#### YOUR GOAL
Print the entries below in their entirety, exactly as they are written.
### EXERCISE INPUT ###
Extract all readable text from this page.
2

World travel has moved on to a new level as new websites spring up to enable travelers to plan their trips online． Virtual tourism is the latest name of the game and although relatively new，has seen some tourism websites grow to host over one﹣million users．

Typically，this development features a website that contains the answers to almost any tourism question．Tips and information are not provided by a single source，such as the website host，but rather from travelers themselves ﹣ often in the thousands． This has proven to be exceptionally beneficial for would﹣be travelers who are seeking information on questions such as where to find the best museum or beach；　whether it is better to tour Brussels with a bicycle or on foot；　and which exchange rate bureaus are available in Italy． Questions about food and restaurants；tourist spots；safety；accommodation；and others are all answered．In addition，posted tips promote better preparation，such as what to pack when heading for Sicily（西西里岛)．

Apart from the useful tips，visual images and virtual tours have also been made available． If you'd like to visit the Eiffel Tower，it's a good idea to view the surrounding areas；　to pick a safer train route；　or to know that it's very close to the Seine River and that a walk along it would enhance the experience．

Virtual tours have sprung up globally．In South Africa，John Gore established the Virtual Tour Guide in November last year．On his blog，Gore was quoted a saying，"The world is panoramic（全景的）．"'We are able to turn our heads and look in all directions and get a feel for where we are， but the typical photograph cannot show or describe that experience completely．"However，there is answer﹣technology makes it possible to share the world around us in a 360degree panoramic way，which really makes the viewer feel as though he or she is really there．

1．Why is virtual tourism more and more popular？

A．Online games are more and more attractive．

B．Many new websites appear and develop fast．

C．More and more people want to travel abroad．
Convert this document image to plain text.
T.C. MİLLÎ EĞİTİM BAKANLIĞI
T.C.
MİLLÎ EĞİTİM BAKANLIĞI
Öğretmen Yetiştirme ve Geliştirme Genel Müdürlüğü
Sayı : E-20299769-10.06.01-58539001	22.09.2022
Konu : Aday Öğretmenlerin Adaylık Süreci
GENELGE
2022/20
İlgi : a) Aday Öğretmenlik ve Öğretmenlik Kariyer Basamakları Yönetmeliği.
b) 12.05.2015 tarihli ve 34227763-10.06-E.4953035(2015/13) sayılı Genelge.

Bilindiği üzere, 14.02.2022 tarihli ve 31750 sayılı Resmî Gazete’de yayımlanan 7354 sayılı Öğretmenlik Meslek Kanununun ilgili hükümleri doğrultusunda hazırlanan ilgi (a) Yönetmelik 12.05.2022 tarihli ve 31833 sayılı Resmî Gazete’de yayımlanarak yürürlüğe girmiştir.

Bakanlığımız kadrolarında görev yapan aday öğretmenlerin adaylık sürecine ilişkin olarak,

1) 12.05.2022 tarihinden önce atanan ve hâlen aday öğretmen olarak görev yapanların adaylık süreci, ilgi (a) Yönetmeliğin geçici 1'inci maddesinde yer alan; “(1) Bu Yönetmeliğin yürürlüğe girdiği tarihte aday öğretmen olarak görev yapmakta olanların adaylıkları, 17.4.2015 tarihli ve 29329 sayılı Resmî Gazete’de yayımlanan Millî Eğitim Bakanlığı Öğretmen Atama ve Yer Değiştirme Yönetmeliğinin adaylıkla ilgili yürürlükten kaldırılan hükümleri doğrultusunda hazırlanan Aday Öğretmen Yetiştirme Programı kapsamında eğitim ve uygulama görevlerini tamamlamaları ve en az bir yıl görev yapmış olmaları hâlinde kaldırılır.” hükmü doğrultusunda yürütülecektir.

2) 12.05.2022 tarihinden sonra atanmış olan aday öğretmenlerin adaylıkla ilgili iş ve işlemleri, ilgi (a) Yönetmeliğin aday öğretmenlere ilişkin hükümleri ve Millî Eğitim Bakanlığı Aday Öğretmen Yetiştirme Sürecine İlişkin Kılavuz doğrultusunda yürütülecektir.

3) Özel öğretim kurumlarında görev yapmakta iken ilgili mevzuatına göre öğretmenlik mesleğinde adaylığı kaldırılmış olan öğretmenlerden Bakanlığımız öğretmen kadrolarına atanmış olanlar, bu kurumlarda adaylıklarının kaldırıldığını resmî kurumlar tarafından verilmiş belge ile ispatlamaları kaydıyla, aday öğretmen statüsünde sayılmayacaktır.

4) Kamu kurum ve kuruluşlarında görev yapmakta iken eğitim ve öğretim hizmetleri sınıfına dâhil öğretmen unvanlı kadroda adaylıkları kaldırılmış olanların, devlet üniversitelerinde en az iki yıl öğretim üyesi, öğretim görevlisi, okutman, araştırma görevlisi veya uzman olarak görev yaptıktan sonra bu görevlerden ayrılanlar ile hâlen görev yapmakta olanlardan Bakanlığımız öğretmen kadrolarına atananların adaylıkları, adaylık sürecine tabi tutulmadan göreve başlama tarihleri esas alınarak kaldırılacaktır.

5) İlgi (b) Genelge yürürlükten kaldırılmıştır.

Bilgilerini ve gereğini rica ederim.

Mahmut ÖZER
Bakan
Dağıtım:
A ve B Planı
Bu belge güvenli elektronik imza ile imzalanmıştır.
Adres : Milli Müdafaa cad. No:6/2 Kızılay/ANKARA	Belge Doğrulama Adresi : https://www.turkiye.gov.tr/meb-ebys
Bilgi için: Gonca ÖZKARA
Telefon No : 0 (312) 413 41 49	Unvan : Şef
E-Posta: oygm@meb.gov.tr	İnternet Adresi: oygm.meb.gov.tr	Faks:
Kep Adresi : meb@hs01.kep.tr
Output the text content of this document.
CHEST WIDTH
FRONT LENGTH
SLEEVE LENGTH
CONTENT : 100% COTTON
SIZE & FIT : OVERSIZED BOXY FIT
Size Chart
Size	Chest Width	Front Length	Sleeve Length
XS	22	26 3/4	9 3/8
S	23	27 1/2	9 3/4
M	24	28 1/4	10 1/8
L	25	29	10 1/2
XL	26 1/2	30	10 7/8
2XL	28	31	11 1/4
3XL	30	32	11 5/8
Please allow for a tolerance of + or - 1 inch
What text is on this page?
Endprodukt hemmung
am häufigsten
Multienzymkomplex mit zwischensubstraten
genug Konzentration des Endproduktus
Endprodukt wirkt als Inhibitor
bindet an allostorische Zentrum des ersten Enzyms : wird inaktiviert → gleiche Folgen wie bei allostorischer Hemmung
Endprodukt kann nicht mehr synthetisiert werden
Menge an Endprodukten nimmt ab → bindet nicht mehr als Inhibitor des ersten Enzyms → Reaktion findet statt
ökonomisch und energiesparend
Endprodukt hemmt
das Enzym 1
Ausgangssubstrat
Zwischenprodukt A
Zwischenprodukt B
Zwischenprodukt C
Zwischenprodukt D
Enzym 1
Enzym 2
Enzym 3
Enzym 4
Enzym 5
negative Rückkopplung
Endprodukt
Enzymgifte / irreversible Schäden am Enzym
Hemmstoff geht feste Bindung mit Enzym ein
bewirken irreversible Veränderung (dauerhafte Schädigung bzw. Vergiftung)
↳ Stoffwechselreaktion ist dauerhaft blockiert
###
#### SOLUTION TO THIS PROBLEM
Extract all readable text from this page.
2

World travel has moved on to a new level as new websites spring up to enable travelers to plan their trips online． Virtual tourism is the latest name of the game and although relatively new，has seen some tourism websites grow to host over one﹣million users．

Typically，this development features a website that contains the answers to almost any tourism question．Tips and information are not provided by a single source，such as the website host，but rather from travelers themselves ﹣ often in the thousands． This has proven to be exceptionally beneficial for would﹣be travelers who are seeking information on questions such as where to find the best museum or beach；　whether it is better to tour Brussels with a bicycle or on foot；　and which exchange rate bureaus are available in Italy． Questions about food and restaurants；tourist spots；safety；accommodation；and others are all answered．In addition，posted tips promote better preparation，such as what to pack when heading for Sicily（西西里岛)．

Apart from the useful tips，visual images and virtual tours have also been made available． If you'd like to visit the Eiffel Tower，it's a good idea to view the surrounding areas；　to pick a safer train route；　or to know that it's very close to the Seine River and that a walk along it would enhance the experience．

Virtual tours have sprung up globally．In South Africa，John Gore established the Virtual Tour Guide in November last year．On his blog，Gore was quoted a saying，"The world is panoramic（全景的）．"'We are able to turn our heads and look in all directions and get a feel for where we are， but the typical photograph cannot show or describe that experience completely．"However，there is answer﹣technology makes it possible to share the world around us in a 360degree panoramic way，which really makes the viewer feel as though he or she is really there．

1．Why is virtual tourism more and more popular？

A．Online games are more and more attractive．

B．Many new websites appear and develop fast．

C．More and more people want to travel abroad．
Convert this document image to plain text.
T.C. MİLLÎ EĞİTİM BAKANLIĞI
T.C.
MİLLÎ EĞİTİM BAKANLIĞI
Öğretmen Yetiştirme ve Geliştirme Genel Müdürlüğü
Sayı : E-20299769-10.06.01-58539001	22.09.2022
Konu : Aday Öğretmenlerin Adaylık Süreci
GENELGE
2022/20
İlgi : a) Aday Öğretmenlik ve Öğretmenlik Kariyer Basamakları Yönetmeliği.
b) 12.05.2015 tarihli ve 34227763-10.06-E.4953035(2015/13) sayılı Genelge.

Bilindiği üzere, 14.02.2022 tarihli ve 31750 sayılı Resmî Gazete’de yayımlanan 7354 sayılı Öğretmenlik Meslek Kanununun ilgili hükümleri doğrultusunda hazırlanan ilgi (a) Yönetmelik 12.05.2022 tarihli ve 31833 sayılı Resmî Gazete’de yayımlanarak yürürlüğe girmiştir.

Bakanlığımız kadrolarında görev yapan aday öğretmenlerin adaylık sürecine ilişkin olarak,

1) 12.05.2022 tarihinden önce atanan ve hâlen aday öğretmen olarak görev yapanların adaylık süreci, ilgi (a) Yönetmeliğin geçici 1'inci maddesinde yer alan; “(1) Bu Yönetmeliğin yürürlüğe girdiği tarihte aday öğretmen olarak görev yapmakta olanların adaylıkları, 17.4.2015 tarihli ve 29329 sayılı Resmî Gazete’de yayımlanan Millî Eğitim Bakanlığı Öğretmen Atama ve Yer Değiştirme Yönetmeliğinin adaylıkla ilgili yürürlükten kaldırılan hükümleri doğrultusunda hazırlanan Aday Öğretmen Yetiştirme Programı kapsamında eğitim ve uygulama görevlerini tamamlamaları ve en az bir yıl görev yapmış olmaları hâlinde kaldırılır.” hükmü doğrultusunda yürütülecektir.

2) 12.05.2022 tarihinden sonra atanmış olan aday öğretmenlerin adaylıkla ilgili iş ve işlemleri, ilgi (a) Yönetmeliğin aday öğretmenlere ilişkin hükümleri ve Millî Eğitim Bakanlığı Aday Öğretmen Yetiştirme Sürecine İlişkin Kılavuz doğrultusunda yürütülecektir.

3) Özel öğretim kurumlarında görev yapmakta iken ilgili mevzuatına göre öğretmenlik mesleğinde adaylığı kaldırılmış olan öğretmenlerden Bakanlığımız öğretmen kadrolarına atanmış olanlar, bu kurumlarda adaylıklarının kaldırıldığını resmî kurumlar tarafından verilmiş belge ile ispatlamaları kaydıyla, aday öğretmen statüsünde sayılmayacaktır.

4) Kamu kurum ve kuruluşlarında görev yapmakta iken eğitim ve öğretim hizmetleri sınıfına dâhil öğretmen unvanlı kadroda adaylıkları kaldırılmış olanların, devlet üniversitelerinde en az iki yıl öğretim üyesi, öğretim görevlisi, okutman, araştırma görevlisi veya uzman olarak görev yaptıktan sonra bu görevlerden ayrılanlar ile hâlen görev yapmakta olanlardan Bakanlığımız öğretmen kadrolarına atananların adaylıkları, adaylık sürecine tabi tutulmadan göreve başlama tarihleri esas alınarak kaldırılacaktır.

5) İlgi (b) Genelge yürürlükten kaldırılmıştır.

Bilgilerini ve gereğini rica ederim.

Mahmut ÖZER
Bakan
Dağıtım:
A ve B Planı
Bu belge güvenli elektronik imza ile imzalanmıştır.
Adres : Milli Müdafaa cad. No:6/2 Kızılay/ANKARA	Belge Doğrulama Adresi : https://www.turkiye.gov.tr/meb-ebys
Bilgi için: Gonca ÖZKARA
Telefon No : 0 (312) 413 41 49	Unvan : Şef
E-Posta: oygm@meb.gov.tr	İnternet Adresi: oygm.meb.gov.tr	Faks:
Kep Adresi : meb@hs01.kep.tr
Output the text content of this document.
CHEST WIDTH
FRONT LENGTH
SLEEVE LENGTH
CONTENT : 100% COTTON
SIZE & FIT : OVERSIZED BOXY FIT
Size Chart
Size	Chest Width	Front Length	Sleeve Length
XS	22	26 3/4	9 3/8
S	23	27 1/2	9 3/4
M	24	28 1/4	10 1/8
L	25	29	10 1/2
XL	26 1/2	30	10 7/8
2XL	28	31	11 1/4
3XL	30	32	11 5/8
Please allow for a tolerance of + or - 1 inch
What text is on this page?
Endprodukt hemmung
am häufigsten
Multienzymkomplex mit zwischensubstraten
genug Konzentration des Endproduktus
Endprodukt wirkt als Inhibitor
bindet an allostorische Zentrum des ersten Enzyms : wird inaktiviert → gleiche Folgen wie bei allostorischer Hemmung
Endprodukt kann nicht mehr synthetisiert werden
Menge an Endprodukten nimmt ab → bindet nicht mehr als Inhibitor des ersten Enzyms → Reaktion findet statt
ökonomisch und energiesparend
Endprodukt hemmt
das Enzym 1
Ausgangssubstrat
Zwischenprodukt A
Zwischenprodukt B
Zwischenprodukt C
Zwischenprodukt D
Enzym 1
Enzym 2
Enzym 3
Enzym 4
Enzym 5
negative Rückkopplung
Endprodukt
Enzymgifte / irreversible Schäden am Enzym
Hemmstoff geht feste Bindung mit Enzym ein
bewirken irreversible Veränderung (dauerhafte Schädigung bzw. Vergiftung)
↳ Stoffwechselreaktion ist dauerhaft blockiert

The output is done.